Your task is to repeat the entries exactly. Leave the pictures out.
◇ ◇ ◇ ◇
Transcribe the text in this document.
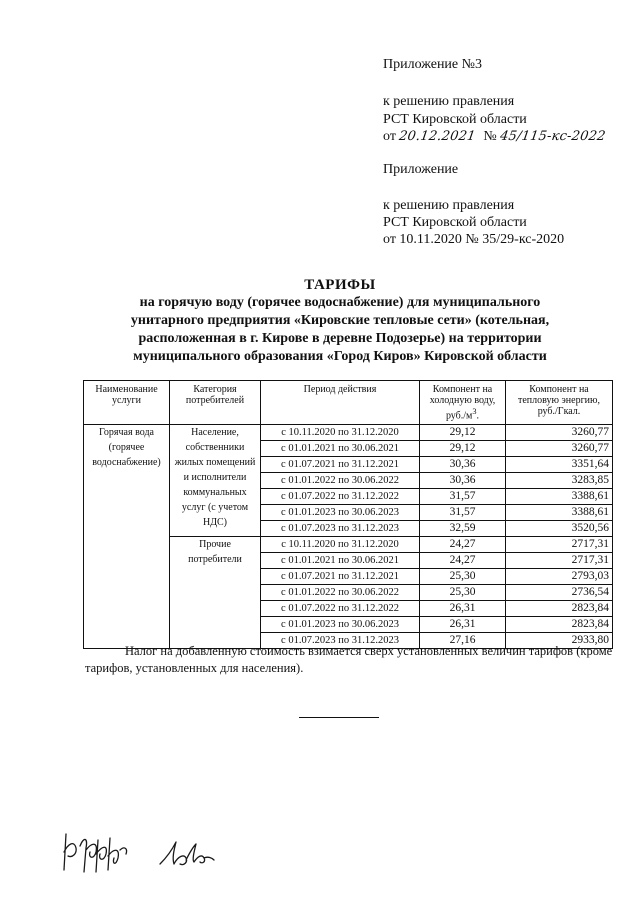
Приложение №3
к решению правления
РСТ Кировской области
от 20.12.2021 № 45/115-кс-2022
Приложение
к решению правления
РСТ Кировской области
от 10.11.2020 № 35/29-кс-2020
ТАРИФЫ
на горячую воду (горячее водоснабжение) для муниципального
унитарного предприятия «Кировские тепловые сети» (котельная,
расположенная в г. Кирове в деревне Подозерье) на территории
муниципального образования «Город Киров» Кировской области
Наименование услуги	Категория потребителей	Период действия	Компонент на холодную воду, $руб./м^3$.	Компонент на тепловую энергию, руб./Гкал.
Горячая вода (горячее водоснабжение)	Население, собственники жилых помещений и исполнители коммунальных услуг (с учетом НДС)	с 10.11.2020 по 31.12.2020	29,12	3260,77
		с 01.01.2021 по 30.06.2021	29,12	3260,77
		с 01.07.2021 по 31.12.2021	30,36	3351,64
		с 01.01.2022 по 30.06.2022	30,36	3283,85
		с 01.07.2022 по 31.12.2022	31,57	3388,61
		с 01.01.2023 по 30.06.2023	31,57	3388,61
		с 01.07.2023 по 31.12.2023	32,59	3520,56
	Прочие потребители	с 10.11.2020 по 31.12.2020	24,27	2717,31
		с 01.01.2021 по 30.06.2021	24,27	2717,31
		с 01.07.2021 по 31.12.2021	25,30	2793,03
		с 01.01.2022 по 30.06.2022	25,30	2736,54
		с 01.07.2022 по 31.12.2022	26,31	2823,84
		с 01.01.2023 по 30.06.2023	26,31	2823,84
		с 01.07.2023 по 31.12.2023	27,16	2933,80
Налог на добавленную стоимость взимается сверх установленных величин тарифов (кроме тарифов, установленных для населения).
◇ ◇ ◇ ◇
== Exercise response ==
Transcribe the text in this document.
Приложение №3
к решению правления
РСТ Кировской области
от 20.12.2021 № 45/115-кс-2022
Приложение
к решению правления
РСТ Кировской области
от 10.11.2020 № 35/29-кс-2020
ТАРИФЫ
на горячую воду (горячее водоснабжение) для муниципального
унитарного предприятия «Кировские тепловые сети» (котельная,
расположенная в г. Кирове в деревне Подозерье) на территории
муниципального образования «Город Киров» Кировской области
Наименование услуги	Категория потребителей	Период действия	Компонент на холодную воду, $руб./м^3$.	Компонент на тепловую энергию, руб./Гкал.
Горячая вода (горячее водоснабжение)	Население, собственники жилых помещений и исполнители коммунальных услуг (с учетом НДС)	с 10.11.2020 по 31.12.2020	29,12	3260,77
		с 01.01.2021 по 30.06.2021	29,12	3260,77
		с 01.07.2021 по 31.12.2021	30,36	3351,64
		с 01.01.2022 по 30.06.2022	30,36	3283,85
		с 01.07.2022 по 31.12.2022	31,57	3388,61
		с 01.01.2023 по 30.06.2023	31,57	3388,61
		с 01.07.2023 по 31.12.2023	32,59	3520,56
	Прочие потребители	с 10.11.2020 по 31.12.2020	24,27	2717,31
		с 01.01.2021 по 30.06.2021	24,27	2717,31
		с 01.07.2021 по 31.12.2021	25,30	2793,03
		с 01.01.2022 по 30.06.2022	25,30	2736,54
		с 01.07.2022 по 31.12.2022	26,31	2823,84
		с 01.01.2023 по 30.06.2023	26,31	2823,84
		с 01.07.2023 по 31.12.2023	27,16	2933,80
Налог на добавленную стоимость взимается сверх установленных величин тарифов (кроме тарифов, установленных для населения).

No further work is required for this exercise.